╭─ Data rows
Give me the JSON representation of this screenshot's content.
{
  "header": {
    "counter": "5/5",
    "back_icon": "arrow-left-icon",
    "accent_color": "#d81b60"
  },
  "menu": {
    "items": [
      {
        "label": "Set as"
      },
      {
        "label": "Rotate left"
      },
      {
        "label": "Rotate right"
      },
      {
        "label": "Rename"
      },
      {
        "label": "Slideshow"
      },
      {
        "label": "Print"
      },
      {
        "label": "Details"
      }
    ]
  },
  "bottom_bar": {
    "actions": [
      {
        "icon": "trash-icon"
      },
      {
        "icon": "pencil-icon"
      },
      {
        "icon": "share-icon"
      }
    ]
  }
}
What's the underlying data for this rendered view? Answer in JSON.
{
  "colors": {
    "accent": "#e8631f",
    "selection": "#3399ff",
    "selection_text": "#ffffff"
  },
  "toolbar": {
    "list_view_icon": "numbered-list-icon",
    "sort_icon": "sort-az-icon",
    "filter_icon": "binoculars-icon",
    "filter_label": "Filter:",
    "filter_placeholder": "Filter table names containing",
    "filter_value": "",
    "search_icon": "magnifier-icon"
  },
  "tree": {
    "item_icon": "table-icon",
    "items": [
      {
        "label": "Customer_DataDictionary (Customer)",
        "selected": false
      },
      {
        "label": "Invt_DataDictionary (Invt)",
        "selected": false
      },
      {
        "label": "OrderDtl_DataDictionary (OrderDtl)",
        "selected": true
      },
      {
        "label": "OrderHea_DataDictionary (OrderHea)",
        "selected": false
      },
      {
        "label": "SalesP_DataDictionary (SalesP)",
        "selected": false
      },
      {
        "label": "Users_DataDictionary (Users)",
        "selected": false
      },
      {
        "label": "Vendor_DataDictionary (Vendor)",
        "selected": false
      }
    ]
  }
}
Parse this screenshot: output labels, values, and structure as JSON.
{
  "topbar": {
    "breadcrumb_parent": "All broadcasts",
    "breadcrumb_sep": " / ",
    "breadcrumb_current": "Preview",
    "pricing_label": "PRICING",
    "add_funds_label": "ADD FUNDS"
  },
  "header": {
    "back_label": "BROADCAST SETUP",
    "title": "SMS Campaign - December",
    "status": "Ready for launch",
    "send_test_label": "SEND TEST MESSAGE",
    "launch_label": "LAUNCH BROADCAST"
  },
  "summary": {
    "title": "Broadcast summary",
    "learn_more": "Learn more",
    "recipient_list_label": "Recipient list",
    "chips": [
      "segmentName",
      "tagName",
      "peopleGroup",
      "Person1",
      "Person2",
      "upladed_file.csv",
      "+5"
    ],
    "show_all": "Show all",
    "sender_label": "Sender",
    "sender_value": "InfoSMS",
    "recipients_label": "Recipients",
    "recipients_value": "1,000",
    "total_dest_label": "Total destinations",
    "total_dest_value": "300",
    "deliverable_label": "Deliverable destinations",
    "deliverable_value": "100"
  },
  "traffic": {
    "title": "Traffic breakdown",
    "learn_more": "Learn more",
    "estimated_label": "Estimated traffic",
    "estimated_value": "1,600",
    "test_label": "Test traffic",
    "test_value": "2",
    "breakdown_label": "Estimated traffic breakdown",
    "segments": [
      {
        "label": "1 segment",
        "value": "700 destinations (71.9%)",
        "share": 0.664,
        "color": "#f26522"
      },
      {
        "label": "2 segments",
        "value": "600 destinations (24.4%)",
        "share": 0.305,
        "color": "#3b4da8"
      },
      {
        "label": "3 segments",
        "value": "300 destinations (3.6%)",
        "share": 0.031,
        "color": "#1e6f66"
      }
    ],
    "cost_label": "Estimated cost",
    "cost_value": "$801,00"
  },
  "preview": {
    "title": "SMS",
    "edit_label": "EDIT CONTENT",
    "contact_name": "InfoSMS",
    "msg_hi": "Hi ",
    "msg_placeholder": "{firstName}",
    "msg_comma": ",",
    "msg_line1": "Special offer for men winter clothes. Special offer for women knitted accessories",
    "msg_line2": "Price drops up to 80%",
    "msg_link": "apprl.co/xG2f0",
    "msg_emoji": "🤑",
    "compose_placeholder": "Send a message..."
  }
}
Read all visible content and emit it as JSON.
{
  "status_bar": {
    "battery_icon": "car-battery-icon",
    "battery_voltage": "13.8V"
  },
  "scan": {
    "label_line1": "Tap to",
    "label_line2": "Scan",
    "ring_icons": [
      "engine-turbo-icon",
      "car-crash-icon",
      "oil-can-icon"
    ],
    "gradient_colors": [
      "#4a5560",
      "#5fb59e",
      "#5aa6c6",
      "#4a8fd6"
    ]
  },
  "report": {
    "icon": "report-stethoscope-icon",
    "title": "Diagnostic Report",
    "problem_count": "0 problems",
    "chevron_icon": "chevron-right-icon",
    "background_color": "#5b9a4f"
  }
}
╰─
**Problem to solve**
Work out the number of lines above that include the string "list" and write only that number.

**The completed task**
2